Task instructions. Sort through the entries below and pull out lines containing the word "structured".

Given records.
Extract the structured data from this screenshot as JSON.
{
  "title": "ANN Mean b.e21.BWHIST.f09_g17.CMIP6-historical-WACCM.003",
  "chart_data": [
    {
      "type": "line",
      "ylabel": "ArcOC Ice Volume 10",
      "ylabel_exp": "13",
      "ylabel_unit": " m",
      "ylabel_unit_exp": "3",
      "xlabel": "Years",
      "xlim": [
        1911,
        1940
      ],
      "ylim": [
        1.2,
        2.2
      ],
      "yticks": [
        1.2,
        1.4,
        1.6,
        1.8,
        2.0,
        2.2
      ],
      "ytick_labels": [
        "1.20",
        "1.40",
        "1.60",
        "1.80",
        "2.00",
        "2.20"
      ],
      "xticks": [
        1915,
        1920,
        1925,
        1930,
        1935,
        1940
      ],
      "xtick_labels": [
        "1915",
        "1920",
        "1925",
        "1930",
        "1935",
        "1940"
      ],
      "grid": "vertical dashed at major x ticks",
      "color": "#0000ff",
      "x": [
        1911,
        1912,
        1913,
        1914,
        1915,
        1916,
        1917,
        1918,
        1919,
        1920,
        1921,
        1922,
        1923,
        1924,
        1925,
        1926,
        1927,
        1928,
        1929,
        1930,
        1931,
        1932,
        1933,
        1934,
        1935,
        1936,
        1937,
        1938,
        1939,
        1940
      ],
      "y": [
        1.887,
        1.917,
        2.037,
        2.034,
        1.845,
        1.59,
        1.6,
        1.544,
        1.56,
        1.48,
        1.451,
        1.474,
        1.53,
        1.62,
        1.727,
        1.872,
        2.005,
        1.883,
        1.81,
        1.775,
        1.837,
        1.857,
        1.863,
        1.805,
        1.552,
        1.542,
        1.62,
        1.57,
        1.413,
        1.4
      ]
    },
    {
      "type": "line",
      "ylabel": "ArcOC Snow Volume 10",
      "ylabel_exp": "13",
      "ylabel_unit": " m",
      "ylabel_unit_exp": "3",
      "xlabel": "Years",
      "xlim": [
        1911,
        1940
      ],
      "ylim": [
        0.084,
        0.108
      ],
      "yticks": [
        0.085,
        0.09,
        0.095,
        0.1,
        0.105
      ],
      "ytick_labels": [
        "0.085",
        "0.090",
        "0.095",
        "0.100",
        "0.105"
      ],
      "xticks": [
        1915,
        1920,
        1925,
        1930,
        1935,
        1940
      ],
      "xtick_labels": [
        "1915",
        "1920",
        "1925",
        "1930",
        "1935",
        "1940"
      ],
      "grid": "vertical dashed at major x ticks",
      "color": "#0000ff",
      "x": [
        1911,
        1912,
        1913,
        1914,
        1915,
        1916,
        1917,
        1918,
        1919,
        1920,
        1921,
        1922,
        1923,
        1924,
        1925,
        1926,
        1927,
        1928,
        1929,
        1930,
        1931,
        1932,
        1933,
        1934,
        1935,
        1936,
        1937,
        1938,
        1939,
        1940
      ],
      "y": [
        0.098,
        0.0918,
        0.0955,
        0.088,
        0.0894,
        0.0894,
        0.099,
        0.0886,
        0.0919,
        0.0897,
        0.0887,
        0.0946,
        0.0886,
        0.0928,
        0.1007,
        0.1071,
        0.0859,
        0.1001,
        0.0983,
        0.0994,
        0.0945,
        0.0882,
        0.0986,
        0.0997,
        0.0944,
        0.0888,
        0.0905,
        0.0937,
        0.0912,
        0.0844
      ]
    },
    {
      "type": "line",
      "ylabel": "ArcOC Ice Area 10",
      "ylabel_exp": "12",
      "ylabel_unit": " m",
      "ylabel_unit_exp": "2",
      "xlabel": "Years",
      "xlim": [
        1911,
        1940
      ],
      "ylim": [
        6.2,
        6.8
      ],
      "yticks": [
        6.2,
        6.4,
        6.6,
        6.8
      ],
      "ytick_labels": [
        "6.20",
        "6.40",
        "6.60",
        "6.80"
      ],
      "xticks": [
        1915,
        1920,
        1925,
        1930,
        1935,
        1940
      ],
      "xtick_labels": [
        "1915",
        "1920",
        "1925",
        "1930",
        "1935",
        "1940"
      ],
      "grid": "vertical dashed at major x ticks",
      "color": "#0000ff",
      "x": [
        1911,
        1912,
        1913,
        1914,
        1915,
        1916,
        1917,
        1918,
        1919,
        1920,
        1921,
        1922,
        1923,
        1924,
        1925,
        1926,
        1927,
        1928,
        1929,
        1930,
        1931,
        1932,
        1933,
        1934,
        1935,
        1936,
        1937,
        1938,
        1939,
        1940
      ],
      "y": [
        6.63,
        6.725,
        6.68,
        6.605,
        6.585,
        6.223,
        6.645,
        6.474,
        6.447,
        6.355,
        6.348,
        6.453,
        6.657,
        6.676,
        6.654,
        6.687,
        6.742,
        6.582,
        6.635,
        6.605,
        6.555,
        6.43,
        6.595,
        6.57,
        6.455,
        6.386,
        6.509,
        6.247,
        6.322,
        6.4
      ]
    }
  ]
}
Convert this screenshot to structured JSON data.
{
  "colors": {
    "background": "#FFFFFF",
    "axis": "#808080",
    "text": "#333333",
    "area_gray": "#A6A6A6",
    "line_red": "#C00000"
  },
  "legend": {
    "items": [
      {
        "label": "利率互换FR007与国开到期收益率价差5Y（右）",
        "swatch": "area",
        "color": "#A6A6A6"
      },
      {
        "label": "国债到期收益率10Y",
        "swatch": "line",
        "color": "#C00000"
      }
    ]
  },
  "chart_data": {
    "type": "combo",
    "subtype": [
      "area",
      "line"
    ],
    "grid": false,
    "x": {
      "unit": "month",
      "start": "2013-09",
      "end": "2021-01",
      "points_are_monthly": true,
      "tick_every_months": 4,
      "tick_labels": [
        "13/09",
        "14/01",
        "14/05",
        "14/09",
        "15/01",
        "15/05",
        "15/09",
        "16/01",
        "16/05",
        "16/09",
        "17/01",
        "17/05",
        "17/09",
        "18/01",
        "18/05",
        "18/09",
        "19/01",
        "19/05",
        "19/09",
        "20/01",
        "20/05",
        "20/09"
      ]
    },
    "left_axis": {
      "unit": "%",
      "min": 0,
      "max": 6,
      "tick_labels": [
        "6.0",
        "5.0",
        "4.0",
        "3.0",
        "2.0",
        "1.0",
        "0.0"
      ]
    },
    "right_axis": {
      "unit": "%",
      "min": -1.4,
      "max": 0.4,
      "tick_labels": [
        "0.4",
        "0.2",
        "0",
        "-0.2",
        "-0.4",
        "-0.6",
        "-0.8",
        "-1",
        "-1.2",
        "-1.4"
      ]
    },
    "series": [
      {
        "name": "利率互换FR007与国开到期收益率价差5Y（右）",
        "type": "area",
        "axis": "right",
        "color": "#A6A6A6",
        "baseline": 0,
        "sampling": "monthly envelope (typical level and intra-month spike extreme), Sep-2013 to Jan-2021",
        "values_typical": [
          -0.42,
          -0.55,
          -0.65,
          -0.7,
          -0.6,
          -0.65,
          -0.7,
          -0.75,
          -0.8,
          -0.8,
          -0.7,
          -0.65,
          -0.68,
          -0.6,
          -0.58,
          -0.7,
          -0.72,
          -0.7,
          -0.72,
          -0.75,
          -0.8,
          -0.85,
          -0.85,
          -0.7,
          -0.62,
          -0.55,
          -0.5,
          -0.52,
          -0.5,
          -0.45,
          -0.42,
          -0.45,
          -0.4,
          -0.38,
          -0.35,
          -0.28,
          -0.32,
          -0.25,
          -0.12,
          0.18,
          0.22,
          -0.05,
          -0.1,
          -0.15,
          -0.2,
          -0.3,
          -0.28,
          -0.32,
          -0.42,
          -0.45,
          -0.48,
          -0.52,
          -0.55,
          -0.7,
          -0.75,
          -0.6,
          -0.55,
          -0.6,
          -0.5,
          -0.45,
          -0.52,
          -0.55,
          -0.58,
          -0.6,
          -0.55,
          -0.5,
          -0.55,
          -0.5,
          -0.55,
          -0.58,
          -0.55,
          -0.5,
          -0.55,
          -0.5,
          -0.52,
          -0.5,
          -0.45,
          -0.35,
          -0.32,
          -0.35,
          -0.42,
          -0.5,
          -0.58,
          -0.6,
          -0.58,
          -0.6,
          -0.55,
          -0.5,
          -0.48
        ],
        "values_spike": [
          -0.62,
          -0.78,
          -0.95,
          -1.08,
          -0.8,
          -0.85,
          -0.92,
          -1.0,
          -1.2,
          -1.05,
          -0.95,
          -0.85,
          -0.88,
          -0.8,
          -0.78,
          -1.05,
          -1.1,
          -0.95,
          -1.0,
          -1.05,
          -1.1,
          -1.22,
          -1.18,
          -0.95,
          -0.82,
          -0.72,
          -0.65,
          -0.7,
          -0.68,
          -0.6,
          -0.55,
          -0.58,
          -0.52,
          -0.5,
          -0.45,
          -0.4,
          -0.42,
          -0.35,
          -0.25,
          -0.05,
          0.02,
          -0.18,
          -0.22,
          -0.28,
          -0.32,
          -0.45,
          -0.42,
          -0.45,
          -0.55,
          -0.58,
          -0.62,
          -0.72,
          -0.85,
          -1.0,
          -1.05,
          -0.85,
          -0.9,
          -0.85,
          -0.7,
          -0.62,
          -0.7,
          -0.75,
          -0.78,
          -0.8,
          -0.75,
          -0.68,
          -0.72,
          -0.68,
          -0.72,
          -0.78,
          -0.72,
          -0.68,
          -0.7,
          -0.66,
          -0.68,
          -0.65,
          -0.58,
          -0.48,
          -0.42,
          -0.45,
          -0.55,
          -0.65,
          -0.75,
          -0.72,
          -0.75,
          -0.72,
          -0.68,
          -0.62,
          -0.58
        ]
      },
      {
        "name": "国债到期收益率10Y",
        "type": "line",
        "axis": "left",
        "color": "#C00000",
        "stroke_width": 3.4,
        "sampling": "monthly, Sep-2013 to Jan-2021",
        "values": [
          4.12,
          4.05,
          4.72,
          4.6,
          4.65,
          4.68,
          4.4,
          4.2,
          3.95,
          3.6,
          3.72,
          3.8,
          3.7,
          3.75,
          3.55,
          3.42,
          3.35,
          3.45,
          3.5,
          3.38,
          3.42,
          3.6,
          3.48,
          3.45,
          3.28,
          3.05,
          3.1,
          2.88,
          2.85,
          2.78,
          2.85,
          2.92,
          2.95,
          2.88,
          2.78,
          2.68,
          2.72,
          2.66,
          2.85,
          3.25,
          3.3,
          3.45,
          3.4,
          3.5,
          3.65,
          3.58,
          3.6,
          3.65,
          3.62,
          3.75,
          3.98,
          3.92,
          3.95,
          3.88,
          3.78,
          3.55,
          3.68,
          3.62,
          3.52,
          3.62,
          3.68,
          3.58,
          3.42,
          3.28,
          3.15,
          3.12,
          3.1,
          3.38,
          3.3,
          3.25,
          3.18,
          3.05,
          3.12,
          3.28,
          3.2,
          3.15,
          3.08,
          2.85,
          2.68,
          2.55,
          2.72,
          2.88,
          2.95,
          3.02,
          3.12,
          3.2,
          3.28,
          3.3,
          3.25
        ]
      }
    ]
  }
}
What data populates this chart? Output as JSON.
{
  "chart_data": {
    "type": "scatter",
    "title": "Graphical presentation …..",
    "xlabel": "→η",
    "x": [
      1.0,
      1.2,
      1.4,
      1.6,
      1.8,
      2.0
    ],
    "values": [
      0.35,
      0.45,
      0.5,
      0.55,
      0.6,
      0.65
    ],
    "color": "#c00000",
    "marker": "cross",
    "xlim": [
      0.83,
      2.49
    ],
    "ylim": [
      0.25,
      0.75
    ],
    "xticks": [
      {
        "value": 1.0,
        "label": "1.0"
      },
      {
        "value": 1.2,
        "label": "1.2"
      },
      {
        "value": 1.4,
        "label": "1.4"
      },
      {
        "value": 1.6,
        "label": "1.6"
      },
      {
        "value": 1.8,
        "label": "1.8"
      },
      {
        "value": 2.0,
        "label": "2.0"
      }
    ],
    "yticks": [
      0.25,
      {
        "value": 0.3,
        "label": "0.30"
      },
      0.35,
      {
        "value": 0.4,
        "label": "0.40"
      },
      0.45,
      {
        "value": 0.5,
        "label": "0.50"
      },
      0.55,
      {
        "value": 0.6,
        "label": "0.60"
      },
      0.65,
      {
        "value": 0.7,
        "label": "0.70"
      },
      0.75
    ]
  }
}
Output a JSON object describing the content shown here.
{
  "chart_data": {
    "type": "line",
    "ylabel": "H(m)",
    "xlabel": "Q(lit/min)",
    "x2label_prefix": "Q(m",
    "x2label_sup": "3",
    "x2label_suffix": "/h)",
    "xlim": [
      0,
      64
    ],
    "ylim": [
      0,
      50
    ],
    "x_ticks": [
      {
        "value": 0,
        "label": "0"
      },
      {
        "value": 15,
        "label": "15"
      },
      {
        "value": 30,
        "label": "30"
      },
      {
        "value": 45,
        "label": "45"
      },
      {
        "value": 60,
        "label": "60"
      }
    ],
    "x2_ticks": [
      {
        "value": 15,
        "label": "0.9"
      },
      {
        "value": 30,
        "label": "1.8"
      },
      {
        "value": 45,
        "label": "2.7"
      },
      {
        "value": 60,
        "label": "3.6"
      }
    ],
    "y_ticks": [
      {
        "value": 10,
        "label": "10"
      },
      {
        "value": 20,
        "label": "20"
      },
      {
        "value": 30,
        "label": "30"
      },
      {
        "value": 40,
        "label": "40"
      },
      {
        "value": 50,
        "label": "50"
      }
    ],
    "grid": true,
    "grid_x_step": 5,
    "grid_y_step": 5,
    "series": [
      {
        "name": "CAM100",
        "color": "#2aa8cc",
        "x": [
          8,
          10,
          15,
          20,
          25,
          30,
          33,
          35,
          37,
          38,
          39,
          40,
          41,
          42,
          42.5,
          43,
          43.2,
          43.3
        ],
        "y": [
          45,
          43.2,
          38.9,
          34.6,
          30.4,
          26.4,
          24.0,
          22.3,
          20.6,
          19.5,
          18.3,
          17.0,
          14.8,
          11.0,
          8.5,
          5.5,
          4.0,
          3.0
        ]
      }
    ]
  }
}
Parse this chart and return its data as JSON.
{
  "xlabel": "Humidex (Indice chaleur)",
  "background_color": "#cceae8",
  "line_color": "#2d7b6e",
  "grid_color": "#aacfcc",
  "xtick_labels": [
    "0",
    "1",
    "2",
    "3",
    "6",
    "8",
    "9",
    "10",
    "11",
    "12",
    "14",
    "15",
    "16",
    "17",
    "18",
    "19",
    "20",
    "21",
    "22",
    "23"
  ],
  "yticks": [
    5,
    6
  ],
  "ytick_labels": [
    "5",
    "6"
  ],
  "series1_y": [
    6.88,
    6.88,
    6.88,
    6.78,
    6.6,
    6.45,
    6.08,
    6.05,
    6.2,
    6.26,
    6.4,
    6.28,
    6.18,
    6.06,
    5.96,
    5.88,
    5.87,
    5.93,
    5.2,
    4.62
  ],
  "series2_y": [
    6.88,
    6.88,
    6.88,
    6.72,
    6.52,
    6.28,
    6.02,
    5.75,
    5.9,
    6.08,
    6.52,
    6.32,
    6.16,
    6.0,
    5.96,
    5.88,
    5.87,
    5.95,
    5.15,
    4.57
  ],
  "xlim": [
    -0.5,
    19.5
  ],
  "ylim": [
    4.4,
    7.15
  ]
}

Output below.
Extract the structured data from this screenshot as JSON.
Convert this screenshot to structured JSON data.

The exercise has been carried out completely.